GIVEN INSTRUCTION >> Write out word for word each line from the one containing "Parse this screenshot: output" through the close of the listing, including both ends. Pictures do not belong in the copy.

Data items
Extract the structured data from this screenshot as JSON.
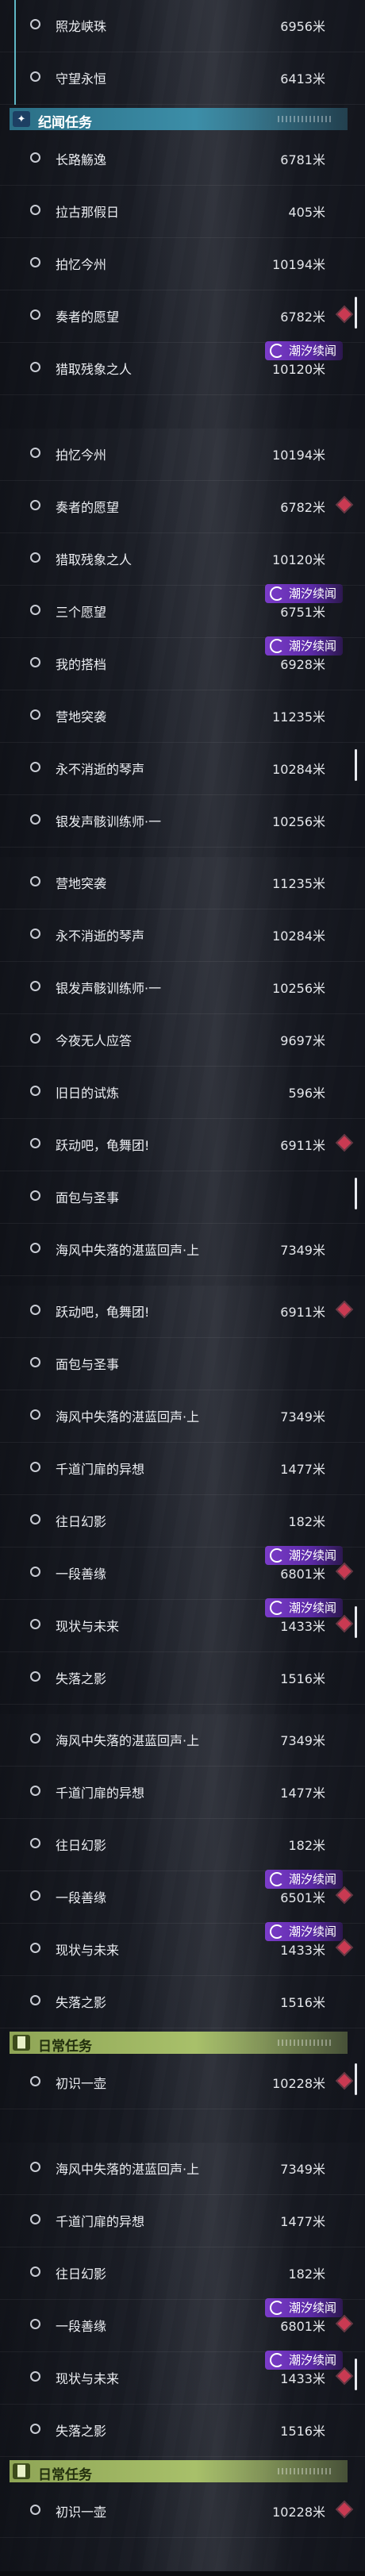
{
  "labels": {
    "event_badge": "潮汐续闻"
  },
  "colors": {
    "story_header": "#3c8ea8",
    "daily_header": "#a8c06a",
    "event_badge": "#7b3cc9",
    "map_marker": "#c93a52",
    "tracked_bar": "#5fb7c4"
  },
  "icons": {
    "story_header": "sparkle-icon",
    "daily_header": "book-icon",
    "row": "radio-circle-icon",
    "event_badge": "swirl-icon",
    "marker": "diamond-marker-icon"
  },
  "panels": [
    {
      "rows": [
        {
          "type": "task",
          "name": "照龙峡珠",
          "distance": "6956米",
          "tracked": true
        },
        {
          "type": "task",
          "name": "守望永恒",
          "distance": "6413米",
          "tracked": true
        },
        {
          "type": "header",
          "style": "story",
          "title": "纪闻任务"
        },
        {
          "type": "task",
          "name": "长路觞逸",
          "distance": "6781米"
        },
        {
          "type": "task",
          "name": "拉古那假日",
          "distance": "405米"
        },
        {
          "type": "task",
          "name": "拍忆今州",
          "distance": "10194米"
        },
        {
          "type": "task",
          "name": "奏者的愿望",
          "distance": "6782米",
          "marker": true,
          "scrollbar": true
        },
        {
          "type": "task",
          "name": "猎取残象之人",
          "distance": "10120米",
          "event": true
        }
      ]
    },
    {
      "rows": [
        {
          "type": "task",
          "name": "拍忆今州",
          "distance": "10194米"
        },
        {
          "type": "task",
          "name": "奏者的愿望",
          "distance": "6782米",
          "marker": true
        },
        {
          "type": "task",
          "name": "猎取残象之人",
          "distance": "10120米"
        },
        {
          "type": "task",
          "name": "三个愿望",
          "distance": "6751米",
          "event": true
        },
        {
          "type": "task",
          "name": "我的搭档",
          "distance": "6928米",
          "event": true
        },
        {
          "type": "task",
          "name": "营地突袭",
          "distance": "11235米"
        },
        {
          "type": "task",
          "name": "永不消逝的琴声",
          "distance": "10284米",
          "scrollbar": true
        },
        {
          "type": "task",
          "name": "银发声骸训练师·一",
          "distance": "10256米"
        }
      ]
    },
    {
      "rows": [
        {
          "type": "task",
          "name": "营地突袭",
          "distance": "11235米"
        },
        {
          "type": "task",
          "name": "永不消逝的琴声",
          "distance": "10284米"
        },
        {
          "type": "task",
          "name": "银发声骸训练师·一",
          "distance": "10256米"
        },
        {
          "type": "task",
          "name": "今夜无人应答",
          "distance": "9697米"
        },
        {
          "type": "task",
          "name": "旧日的试炼",
          "distance": "596米"
        },
        {
          "type": "task",
          "name": "跃动吧，龟舞团!",
          "distance": "6911米",
          "marker": true
        },
        {
          "type": "task",
          "name": "面包与圣事",
          "distance": "",
          "scrollbar": true
        },
        {
          "type": "task",
          "name": "海风中失落的湛蓝回声·上",
          "distance": "7349米"
        }
      ]
    },
    {
      "rows": [
        {
          "type": "task",
          "name": "跃动吧，龟舞团!",
          "distance": "6911米",
          "marker": true
        },
        {
          "type": "task",
          "name": "面包与圣事",
          "distance": ""
        },
        {
          "type": "task",
          "name": "海风中失落的湛蓝回声·上",
          "distance": "7349米"
        },
        {
          "type": "task",
          "name": "千道门扉的异想",
          "distance": "1477米"
        },
        {
          "type": "task",
          "name": "往日幻影",
          "distance": "182米"
        },
        {
          "type": "task",
          "name": "一段善缘",
          "distance": "6801米",
          "event": true,
          "marker": true
        },
        {
          "type": "task",
          "name": "现状与未来",
          "distance": "1433米",
          "event": true,
          "marker": true,
          "scrollbar": true
        },
        {
          "type": "task",
          "name": "失落之影",
          "distance": "1516米"
        }
      ]
    },
    {
      "rows": [
        {
          "type": "task",
          "name": "海风中失落的湛蓝回声·上",
          "distance": "7349米"
        },
        {
          "type": "task",
          "name": "千道门扉的异想",
          "distance": "1477米"
        },
        {
          "type": "task",
          "name": "往日幻影",
          "distance": "182米"
        },
        {
          "type": "task",
          "name": "一段善缘",
          "distance": "6501米",
          "event": true,
          "marker": true
        },
        {
          "type": "task",
          "name": "现状与未来",
          "distance": "1433米",
          "event": true,
          "marker": true
        },
        {
          "type": "task",
          "name": "失落之影",
          "distance": "1516米"
        },
        {
          "type": "header",
          "style": "daily",
          "title": "日常任务"
        },
        {
          "type": "task",
          "name": "初识一壶",
          "distance": "10228米",
          "marker": true,
          "scrollbar": true
        }
      ]
    },
    {
      "rows": [
        {
          "type": "task",
          "name": "海风中失落的湛蓝回声·上",
          "distance": "7349米"
        },
        {
          "type": "task",
          "name": "千道门扉的异想",
          "distance": "1477米"
        },
        {
          "type": "task",
          "name": "往日幻影",
          "distance": "182米"
        },
        {
          "type": "task",
          "name": "一段善缘",
          "distance": "6801米",
          "event": true,
          "marker": true
        },
        {
          "type": "task",
          "name": "现状与未来",
          "distance": "1433米",
          "event": true,
          "marker": true,
          "scrollbar": true
        },
        {
          "type": "task",
          "name": "失落之影",
          "distance": "1516米"
        },
        {
          "type": "header",
          "style": "daily",
          "title": "日常任务"
        },
        {
          "type": "task",
          "name": "初识一壶",
          "distance": "10228米",
          "marker": true
        }
      ]
    }
  ]
}
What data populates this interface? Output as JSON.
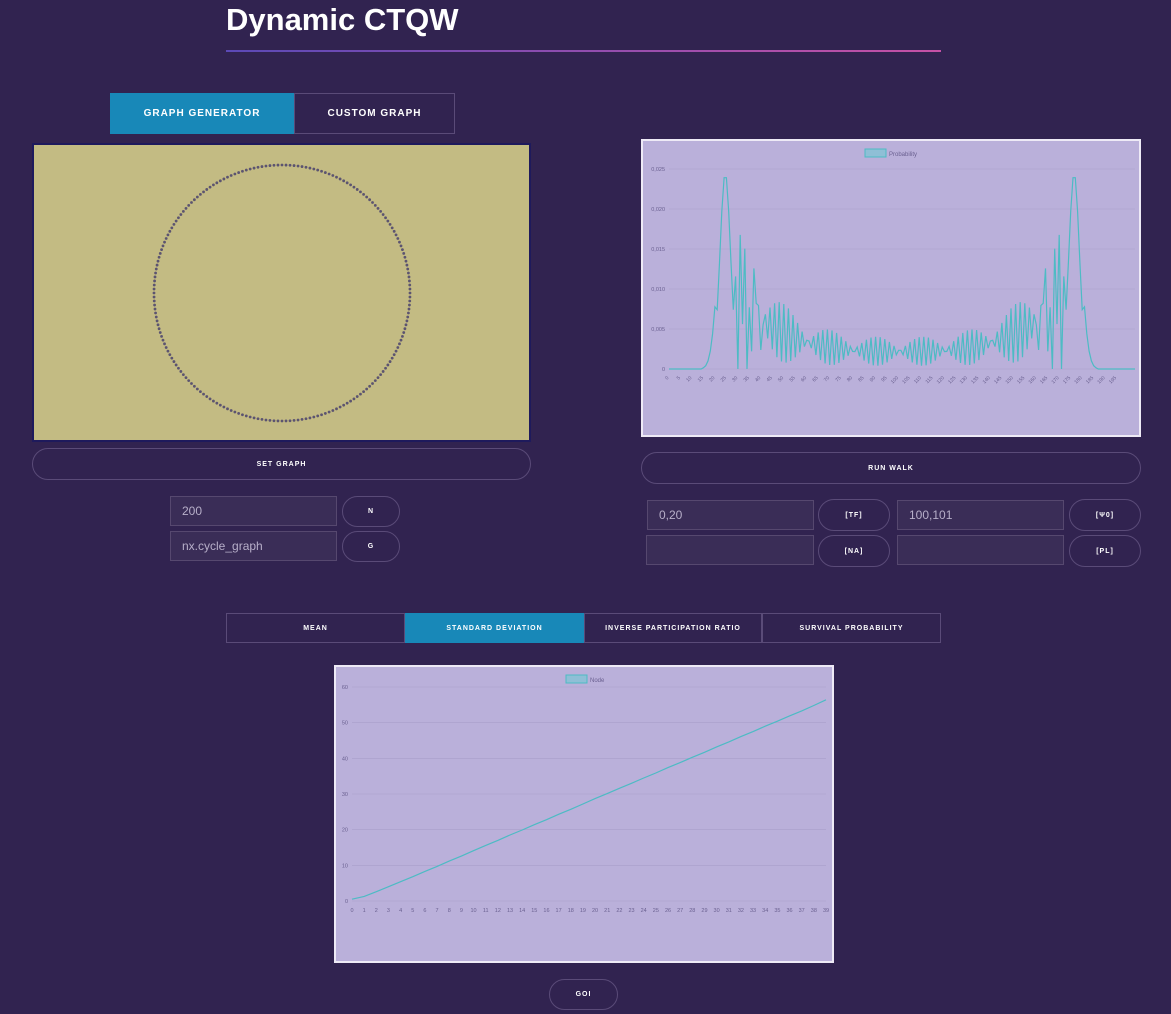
{
  "page": {
    "title": "Dynamic CTQW"
  },
  "graph_tabs": [
    {
      "label": "GRAPH GENERATOR",
      "active": true
    },
    {
      "label": "CUSTOM GRAPH",
      "active": false
    }
  ],
  "graph_panel": {
    "set_graph_label": "SET GRAPH",
    "n_value": "200",
    "n_label": "N",
    "g_value": "nx.cycle_graph",
    "g_label": "G",
    "node_count": 200
  },
  "walk_panel": {
    "run_walk_label": "RUN WALK",
    "tf_value": "0,20",
    "tf_label": "[TF]",
    "psi0_value": "100,101",
    "psi0_label": "[Ψ0]",
    "na_value": "",
    "na_label": "[NA]",
    "pl_value": "",
    "pl_label": "[PL]"
  },
  "stat_tabs": [
    {
      "label": "MEAN",
      "active": false
    },
    {
      "label": "STANDARD DEVIATION",
      "active": true
    },
    {
      "label": "INVERSE PARTICIPATION RATIO",
      "active": false
    },
    {
      "label": "SURVIVAL PROBABILITY",
      "active": false
    }
  ],
  "goi_label": "GOI",
  "colors": {
    "line": "#4dbbc4",
    "accent": "#1888b8",
    "chart_bg": "#bab0da",
    "canvas_bg": "#c3bb83"
  },
  "chart_data": [
    {
      "type": "line",
      "legend": "Probability",
      "legend_position": "top-center",
      "x_from": 0,
      "x_to": 199,
      "x_tick_labels": [
        "0",
        "5",
        "10",
        "15",
        "20",
        "25",
        "30",
        "35",
        "40",
        "45",
        "50",
        "55",
        "60",
        "65",
        "70",
        "75",
        "80",
        "85",
        "90",
        "95",
        "100",
        "105",
        "110",
        "115",
        "120",
        "125",
        "130",
        "135",
        "140",
        "145",
        "150",
        "155",
        "160",
        "165",
        "170",
        "175",
        "180",
        "185",
        "190",
        "195"
      ],
      "y_tick_labels": [
        "0",
        "0,005",
        "0,010",
        "0,015",
        "0,020",
        "0,025"
      ],
      "ylim": [
        0,
        0.026
      ],
      "grid": true,
      "series": [
        {
          "name": "Probability",
          "values": [
            0.0,
            0.0,
            0.0,
            0.0,
            0.0,
            0.0,
            0.0,
            0.0,
            0.0,
            0.0,
            0.0,
            0.0,
            0.0,
            0.0,
            0.0,
            0.0,
            0.0,
            0.0,
            0.0,
            0.0,
            0.0,
            0.0,
            0.0,
            0.0,
            0.0,
            0.0,
            0.0,
            0.0,
            0.0,
            0.0,
            0.0,
            0.0,
            0.0,
            0.0,
            0.0,
            0.0,
            0.0,
            0.0,
            0.0,
            0.0,
            0.0,
            0.0,
            0.0,
            0.0,
            0.0,
            0.0,
            0.0,
            0.0,
            0.0,
            0.0,
            0.0,
            0.0,
            0.0,
            0.0,
            0.0,
            0.0,
            0.0,
            0.0,
            0.0,
            0.0,
            0.0,
            0.0,
            0.0,
            0.0,
            0.0,
            0.0,
            0.0,
            0.0,
            0.0,
            0.0,
            0.0,
            0.0,
            0.0,
            0.0,
            0.0,
            0.0,
            0.0,
            0.0,
            0.0,
            0.0,
            0.0,
            0.0,
            0.0,
            0.0,
            0.0,
            0.0,
            0.0,
            0.0,
            0.0,
            0.0,
            0.0,
            0.0,
            0.0,
            0.0,
            0.0,
            0.0,
            0.0,
            0.0,
            0.0,
            0.0,
            0.0,
            0.0,
            0.0,
            0.0,
            0.0,
            0.0,
            0.0,
            0.0,
            0.0,
            0.0,
            0.0,
            0.0,
            0.0,
            0.0,
            0.0,
            0.0,
            0.0,
            0.0,
            0.0,
            0.0,
            0.0,
            0.0,
            0.0,
            0.0,
            0.0,
            0.0,
            0.0,
            0.0,
            0.0,
            0.0,
            0.0,
            0.0,
            0.0,
            0.0,
            0.0,
            0.0,
            0.0,
            0.0,
            0.0,
            0.0,
            0.0,
            0.0,
            0.0,
            0.0,
            0.0,
            0.0,
            0.0,
            0.0,
            0.0,
            0.0,
            0.0,
            0.0,
            0.0,
            0.0,
            0.0,
            0.0,
            0.0,
            0.0,
            0.0,
            0.0,
            0.0,
            0.0,
            0.0,
            0.0,
            0.0,
            0.0,
            0.0,
            0.0,
            0.0,
            0.0,
            0.0,
            0.0,
            0.0,
            0.0,
            0.0,
            0.0,
            0.0,
            0.0,
            0.0,
            0.0,
            0.0,
            0.0,
            0.0,
            0.0,
            0.0,
            0.0,
            0.0,
            0.0,
            0.0,
            0.0,
            0.0,
            0.0,
            0.0,
            0.0,
            0.0,
            0.0,
            0.0,
            0.0,
            0.0,
            0.0,
            0.0,
            0.0,
            0.0,
            0.0
          ]
        }
      ]
    },
    {
      "type": "line",
      "legend": "Node",
      "legend_position": "top-center",
      "categories": [
        "0",
        "1",
        "2",
        "3",
        "4",
        "5",
        "6",
        "7",
        "8",
        "9",
        "10",
        "11",
        "12",
        "13",
        "14",
        "15",
        "16",
        "17",
        "18",
        "19",
        "20",
        "21",
        "22",
        "23",
        "24",
        "25",
        "26",
        "27",
        "28",
        "29",
        "30",
        "31",
        "32",
        "33",
        "34",
        "35",
        "36",
        "37",
        "38",
        "39"
      ],
      "y_tick_labels": [
        "0",
        "10",
        "20",
        "30",
        "40",
        "50",
        "60"
      ],
      "ylim": [
        0,
        60
      ],
      "grid": true,
      "series": [
        {
          "name": "Node",
          "values": [
            0.5,
            1.3,
            2.6,
            4.0,
            5.4,
            6.8,
            8.3,
            9.7,
            11.2,
            12.6,
            14.1,
            15.6,
            17.0,
            18.5,
            19.9,
            21.4,
            22.8,
            24.3,
            25.7,
            27.2,
            28.7,
            30.1,
            31.6,
            33.0,
            34.5,
            35.9,
            37.4,
            38.8,
            40.3,
            41.7,
            43.2,
            44.6,
            46.1,
            47.5,
            49.0,
            50.4,
            51.9,
            53.3,
            54.8,
            56.4
          ]
        }
      ]
    }
  ]
}
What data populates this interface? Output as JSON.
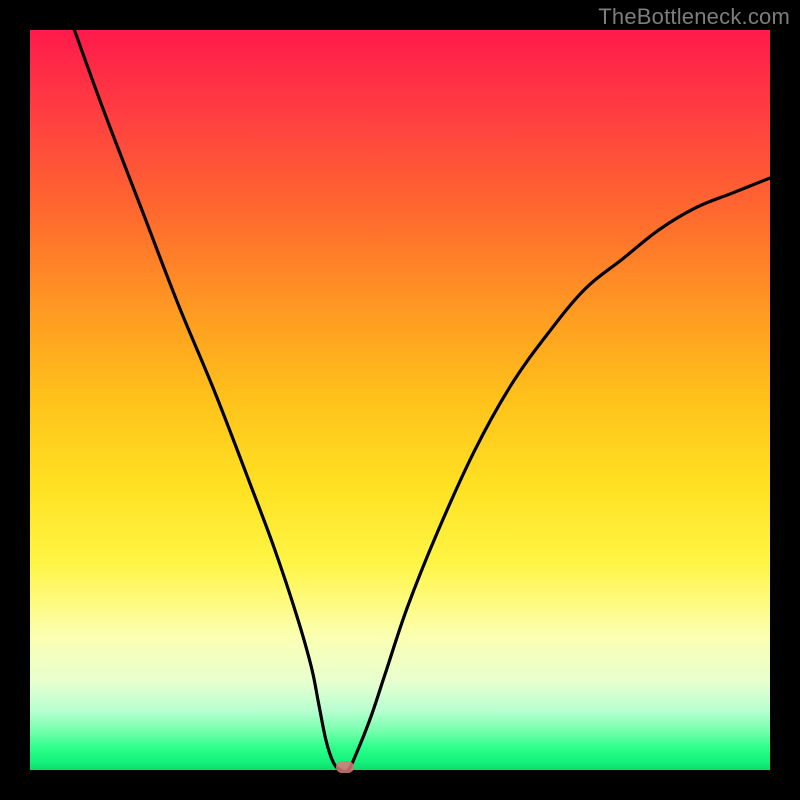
{
  "watermark": "TheBottleneck.com",
  "chart_data": {
    "type": "line",
    "title": "",
    "xlabel": "",
    "ylabel": "",
    "xlim": [
      0,
      100
    ],
    "ylim": [
      0,
      100
    ],
    "grid": false,
    "background": "heat-gradient (red-top to green-bottom)",
    "series": [
      {
        "name": "curve",
        "color": "#000000",
        "x": [
          6,
          10,
          15,
          20,
          25,
          30,
          33,
          36,
          38,
          39,
          40,
          41,
          42,
          43,
          44,
          46,
          48,
          51,
          55,
          60,
          65,
          70,
          75,
          80,
          85,
          90,
          95,
          100
        ],
        "y": [
          100,
          89,
          76,
          63,
          51,
          38,
          30,
          21,
          14,
          9,
          4,
          1,
          0,
          0,
          2,
          7,
          13,
          22,
          32,
          43,
          52,
          59,
          65,
          69,
          73,
          76,
          78,
          80
        ]
      }
    ],
    "marker": {
      "x": 42.5,
      "y": 0,
      "color": "#d67a7a"
    }
  }
}
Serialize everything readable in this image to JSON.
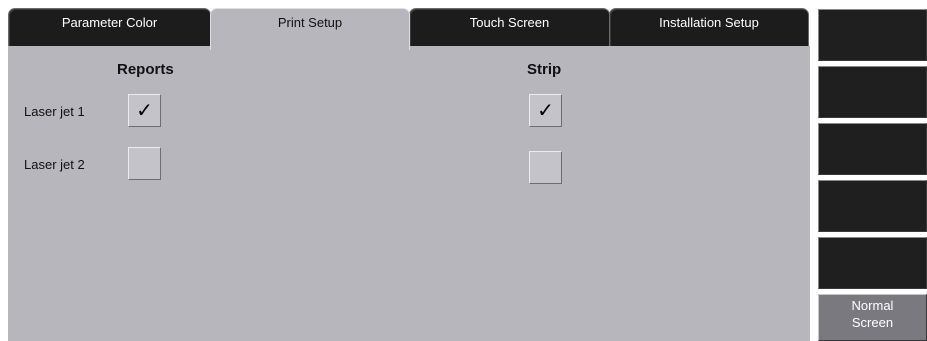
{
  "tabs": [
    {
      "label": "Parameter Color",
      "active": false
    },
    {
      "label": "Print Setup",
      "active": true
    },
    {
      "label": "Touch Screen",
      "active": false
    },
    {
      "label": "Installation Setup",
      "active": false
    }
  ],
  "columns": {
    "reports": "Reports",
    "strip": "Strip"
  },
  "rows": [
    {
      "label": "Laser jet  1",
      "reports_checked": true,
      "strip_checked": true,
      "check_glyph": "✓"
    },
    {
      "label": "Laser jet  2",
      "reports_checked": false,
      "strip_checked": false,
      "check_glyph": ""
    }
  ],
  "sidebar": {
    "normal_screen_line1": "Normal",
    "normal_screen_line2": "Screen"
  },
  "colors": {
    "panel": "#b7b6bd",
    "tab_inactive": "#1c1c1c",
    "side_button": "#1f1f1f",
    "normal_button": "#7a797f"
  }
}
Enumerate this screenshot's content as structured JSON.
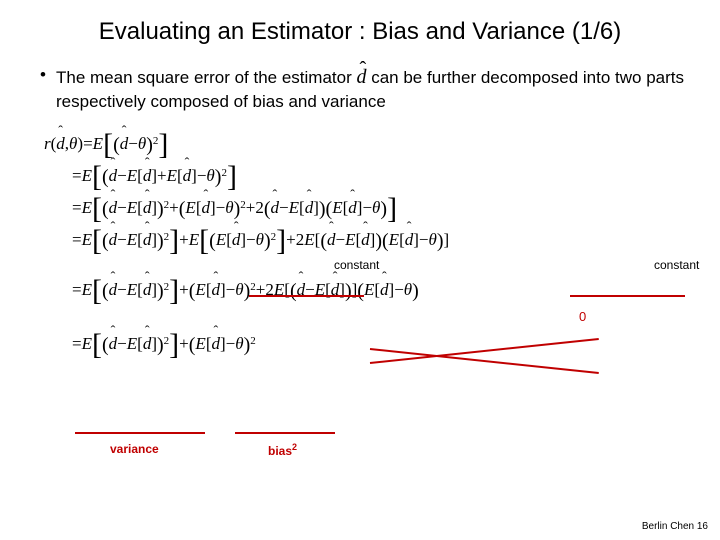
{
  "title": "Evaluating an Estimator : Bias and Variance (1/6)",
  "bullet_pre": "The mean square error of the estimator ",
  "bullet_dhat": "d",
  "bullet_post": " can be further decomposed into two parts respectively composed of bias and variance",
  "eq": {
    "line1_lhs_r": "r",
    "line1_lhs_open": "(",
    "line1_lhs_d": "d",
    "line1_lhs_comma": " , ",
    "line1_lhs_theta": "θ",
    "line1_lhs_close": ")",
    "eq_sym": " = ",
    "E": "E",
    "open_big_l": "[",
    "close_big_r": "]",
    "open_par": "(",
    "close_par": ")",
    "d": "d",
    "minus": " − ",
    "plus": " + ",
    "theta": "θ",
    "two": "2",
    "times2": "2",
    "zero": "0"
  },
  "annot": {
    "constant1": "constant",
    "constant2": "constant",
    "zero": "0",
    "variance": "variance",
    "bias": "bias",
    "bias_sup": "2"
  },
  "footer": "Berlin Chen 16",
  "chart_data": {
    "type": "table",
    "description": "Mathematical derivation decomposing MSE of estimator d-hat into variance + bias^2",
    "steps": [
      "r(d,θ) = E[(d−θ)^2]",
      "= E[(d − E[d] + E[d] − θ)^2]",
      "= E[(d − E[d])^2 + (E[d] − θ)^2 + 2(d − E[d])(E[d] − θ)]",
      "= E[(d − E[d])^2] + E[(E[d] − θ)^2] + 2E[(d − E[d])(E[d] − θ)]",
      "(middle and last terms involve constants; cross term = 0)",
      "= E[(d − E[d])^2] + (E[d] − θ)^2 + 2E[(d − E[d])](E[d] − θ)",
      "= E[(d − E[d])^2] + (E[d] − θ)^2",
      "variance + bias^2"
    ]
  }
}
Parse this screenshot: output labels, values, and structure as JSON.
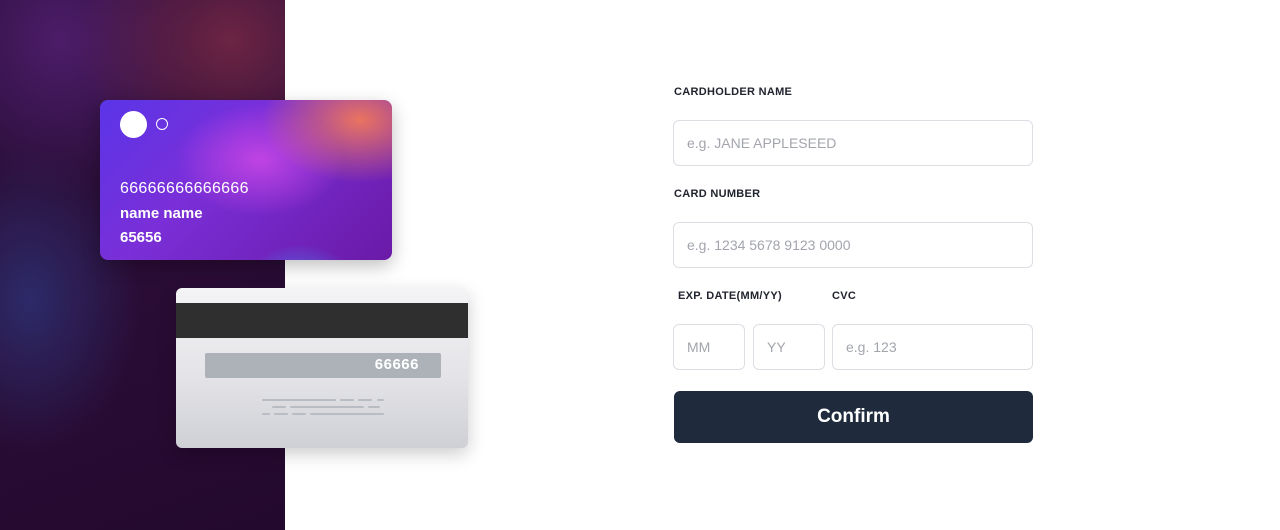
{
  "card_front": {
    "number": "66666666666666",
    "name": "name name",
    "expiry": "65656"
  },
  "card_back": {
    "cvc": "66666"
  },
  "form": {
    "cardholder": {
      "label": "CARDHOLDER NAME",
      "placeholder": "e.g. JANE APPLESEED",
      "value": ""
    },
    "card_number": {
      "label": "CARD NUMBER",
      "placeholder": "e.g. 1234 5678 9123 0000",
      "value": ""
    },
    "expiry": {
      "label": "EXP. DATE(MM/YY)",
      "month_placeholder": "MM",
      "year_placeholder": "YY"
    },
    "cvc": {
      "label": "CVC",
      "placeholder": "e.g. 123"
    },
    "confirm_label": "Confirm"
  },
  "colors": {
    "button_bg": "#1f2a3c",
    "label_text": "#21232e",
    "input_border": "#dedde4",
    "placeholder_text": "#a3a5ad"
  }
}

RESULT >>
Parse this screenshot: output labels, values, and structure as JSON.
{
  "card_front": {
    "number": "66666666666666",
    "name": "name name",
    "expiry": "65656"
  },
  "card_back": {
    "cvc": "66666"
  },
  "form": {
    "cardholder": {
      "label": "CARDHOLDER NAME",
      "placeholder": "e.g. JANE APPLESEED",
      "value": ""
    },
    "card_number": {
      "label": "CARD NUMBER",
      "placeholder": "e.g. 1234 5678 9123 0000",
      "value": ""
    },
    "expiry": {
      "label": "EXP. DATE(MM/YY)",
      "month_placeholder": "MM",
      "year_placeholder": "YY"
    },
    "cvc": {
      "label": "CVC",
      "placeholder": "e.g. 123"
    },
    "confirm_label": "Confirm"
  },
  "colors": {
    "button_bg": "#1f2a3c",
    "label_text": "#21232e",
    "input_border": "#dedde4",
    "placeholder_text": "#a3a5ad"
  }
}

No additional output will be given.